§ Exercise requirements
Using the records below, report how many lines hold "Sugrañes", with no extra text.

§ Supplied information
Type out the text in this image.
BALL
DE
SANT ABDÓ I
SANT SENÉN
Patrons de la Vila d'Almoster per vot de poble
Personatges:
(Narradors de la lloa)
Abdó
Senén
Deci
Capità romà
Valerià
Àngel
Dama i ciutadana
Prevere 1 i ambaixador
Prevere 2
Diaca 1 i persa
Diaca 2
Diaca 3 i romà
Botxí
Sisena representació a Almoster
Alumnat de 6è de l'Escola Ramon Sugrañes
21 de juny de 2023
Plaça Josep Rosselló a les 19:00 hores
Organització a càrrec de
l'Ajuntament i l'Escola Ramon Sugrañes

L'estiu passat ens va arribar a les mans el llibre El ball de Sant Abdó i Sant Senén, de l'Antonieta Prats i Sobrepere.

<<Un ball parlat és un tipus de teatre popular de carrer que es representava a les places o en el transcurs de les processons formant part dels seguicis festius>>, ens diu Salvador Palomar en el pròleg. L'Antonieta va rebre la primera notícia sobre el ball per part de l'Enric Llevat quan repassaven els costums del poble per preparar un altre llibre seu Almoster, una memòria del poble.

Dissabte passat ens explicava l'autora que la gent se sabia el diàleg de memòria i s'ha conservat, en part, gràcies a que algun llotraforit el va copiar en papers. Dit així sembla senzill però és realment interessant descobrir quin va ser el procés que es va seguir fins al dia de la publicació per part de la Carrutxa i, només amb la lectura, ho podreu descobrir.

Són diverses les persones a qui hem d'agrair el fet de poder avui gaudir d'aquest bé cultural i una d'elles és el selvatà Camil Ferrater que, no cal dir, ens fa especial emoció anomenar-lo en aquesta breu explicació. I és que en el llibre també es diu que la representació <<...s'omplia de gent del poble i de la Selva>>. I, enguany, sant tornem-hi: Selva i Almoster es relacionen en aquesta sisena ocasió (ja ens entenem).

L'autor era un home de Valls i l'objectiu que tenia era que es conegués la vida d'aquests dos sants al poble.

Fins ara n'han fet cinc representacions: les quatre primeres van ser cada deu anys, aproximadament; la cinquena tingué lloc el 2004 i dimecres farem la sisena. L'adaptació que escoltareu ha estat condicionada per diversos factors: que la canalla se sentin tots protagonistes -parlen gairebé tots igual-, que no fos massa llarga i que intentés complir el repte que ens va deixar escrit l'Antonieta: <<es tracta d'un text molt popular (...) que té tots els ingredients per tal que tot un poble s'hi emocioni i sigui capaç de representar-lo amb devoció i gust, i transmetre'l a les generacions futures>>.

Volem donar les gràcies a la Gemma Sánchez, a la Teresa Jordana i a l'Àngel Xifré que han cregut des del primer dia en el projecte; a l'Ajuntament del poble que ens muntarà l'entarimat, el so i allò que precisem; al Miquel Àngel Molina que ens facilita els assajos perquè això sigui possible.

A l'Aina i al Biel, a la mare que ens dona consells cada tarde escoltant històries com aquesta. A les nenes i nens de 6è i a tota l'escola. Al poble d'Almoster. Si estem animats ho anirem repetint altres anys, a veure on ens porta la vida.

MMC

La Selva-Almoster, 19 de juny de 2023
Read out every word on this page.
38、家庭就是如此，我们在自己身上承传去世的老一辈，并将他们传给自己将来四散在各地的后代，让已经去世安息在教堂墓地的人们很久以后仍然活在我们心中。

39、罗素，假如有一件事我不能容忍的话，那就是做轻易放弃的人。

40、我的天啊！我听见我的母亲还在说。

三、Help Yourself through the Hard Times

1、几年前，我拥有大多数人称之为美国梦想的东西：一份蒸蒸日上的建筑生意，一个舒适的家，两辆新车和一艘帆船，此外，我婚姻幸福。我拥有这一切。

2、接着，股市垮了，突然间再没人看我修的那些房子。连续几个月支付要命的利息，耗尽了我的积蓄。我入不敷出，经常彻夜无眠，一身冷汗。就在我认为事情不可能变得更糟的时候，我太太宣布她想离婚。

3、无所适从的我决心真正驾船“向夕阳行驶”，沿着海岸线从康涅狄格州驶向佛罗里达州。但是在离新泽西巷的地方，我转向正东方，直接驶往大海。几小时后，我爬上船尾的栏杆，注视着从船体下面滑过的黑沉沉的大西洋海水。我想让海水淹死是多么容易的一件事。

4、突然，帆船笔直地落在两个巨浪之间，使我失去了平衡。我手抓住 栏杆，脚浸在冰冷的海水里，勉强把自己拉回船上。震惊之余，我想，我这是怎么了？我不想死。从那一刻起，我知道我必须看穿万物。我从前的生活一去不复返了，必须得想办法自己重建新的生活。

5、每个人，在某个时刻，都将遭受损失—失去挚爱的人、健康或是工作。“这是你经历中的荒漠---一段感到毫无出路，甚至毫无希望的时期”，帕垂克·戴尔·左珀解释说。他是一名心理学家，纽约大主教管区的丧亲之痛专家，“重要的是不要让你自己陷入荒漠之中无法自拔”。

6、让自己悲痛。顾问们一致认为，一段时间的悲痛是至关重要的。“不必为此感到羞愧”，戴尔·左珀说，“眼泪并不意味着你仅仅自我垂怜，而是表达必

§ Task solution
2